** Start of Provided data **

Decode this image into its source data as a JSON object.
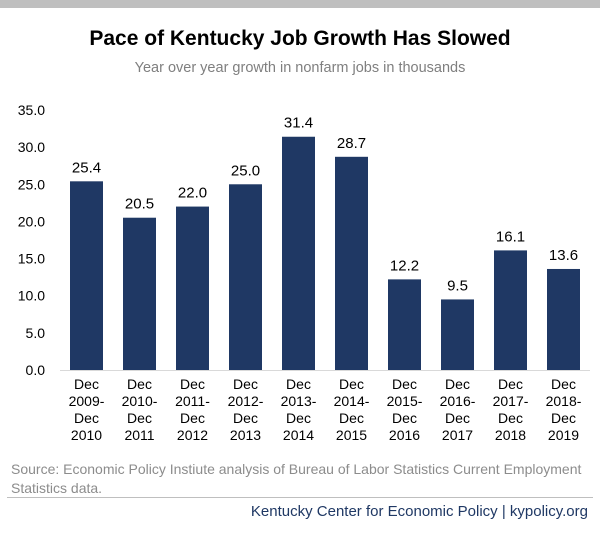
{
  "chart_data": {
    "type": "bar",
    "title": "Pace of Kentucky Job Growth Has Slowed",
    "subtitle": "Year over year growth in nonfarm jobs in thousands",
    "categories": [
      [
        "Dec",
        "2009-",
        "Dec",
        "2010"
      ],
      [
        "Dec",
        "2010-",
        "Dec",
        "2011"
      ],
      [
        "Dec",
        "2011-",
        "Dec",
        "2012"
      ],
      [
        "Dec",
        "2012-",
        "Dec",
        "2013"
      ],
      [
        "Dec",
        "2013-",
        "Dec",
        "2014"
      ],
      [
        "Dec",
        "2014-",
        "Dec",
        "2015"
      ],
      [
        "Dec",
        "2015-",
        "Dec",
        "2016"
      ],
      [
        "Dec",
        "2016-",
        "Dec",
        "2017"
      ],
      [
        "Dec",
        "2017-",
        "Dec",
        "2018"
      ],
      [
        "Dec",
        "2018-",
        "Dec",
        "2019"
      ]
    ],
    "values": [
      25.4,
      20.5,
      22.0,
      25.0,
      31.4,
      28.7,
      12.2,
      9.5,
      16.1,
      13.6
    ],
    "value_labels": [
      "25.4",
      "20.5",
      "22.0",
      "25.0",
      "31.4",
      "28.7",
      "12.2",
      "9.5",
      "16.1",
      "13.6"
    ],
    "yticks": [
      "0.0",
      "5.0",
      "10.0",
      "15.0",
      "20.0",
      "25.0",
      "30.0",
      "35.0"
    ],
    "ylim": [
      0,
      35
    ],
    "grid": false,
    "legend": "none",
    "bar_color": "#1f3864"
  },
  "source": "Source: Economic Policy Instiute analysis of Bureau of Labor Statistics Current Employment Statistics data.",
  "footer": "Kentucky Center for Economic Policy | kypolicy.org"
}
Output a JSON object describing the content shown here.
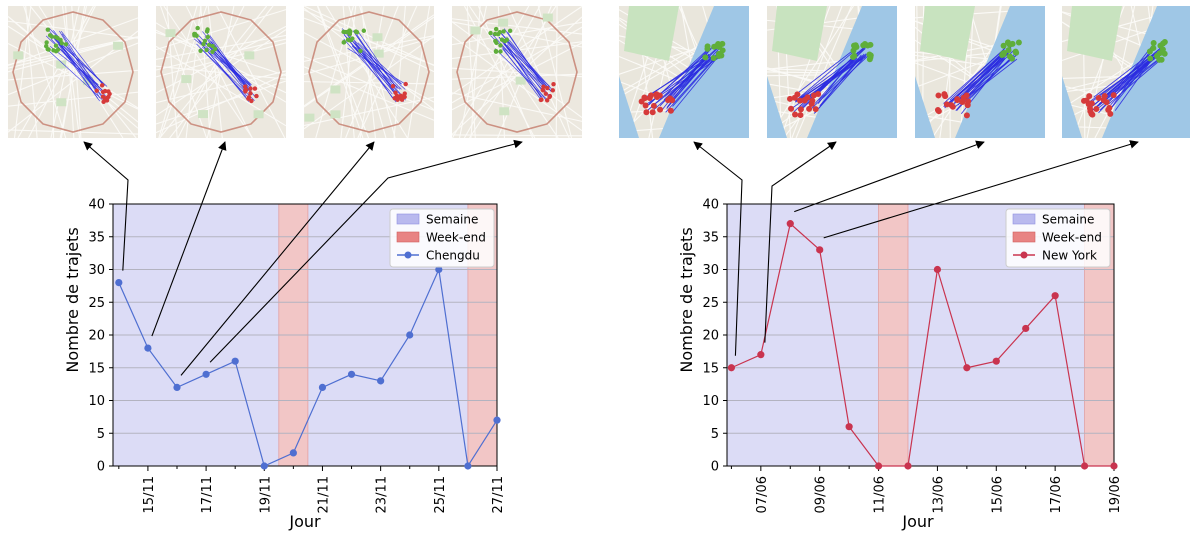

** End of Provided data **

* [Required task]: For each line of the listing that holds the word "Policy", show that line.

* [Worked solution]:
  "source": "Source: Economic Policy Instiute analysis of Bureau of Labor Statistics Current Employment Statistics data.",
  "footer": "Kentucky Center for Economic Policy | kypolicy.org"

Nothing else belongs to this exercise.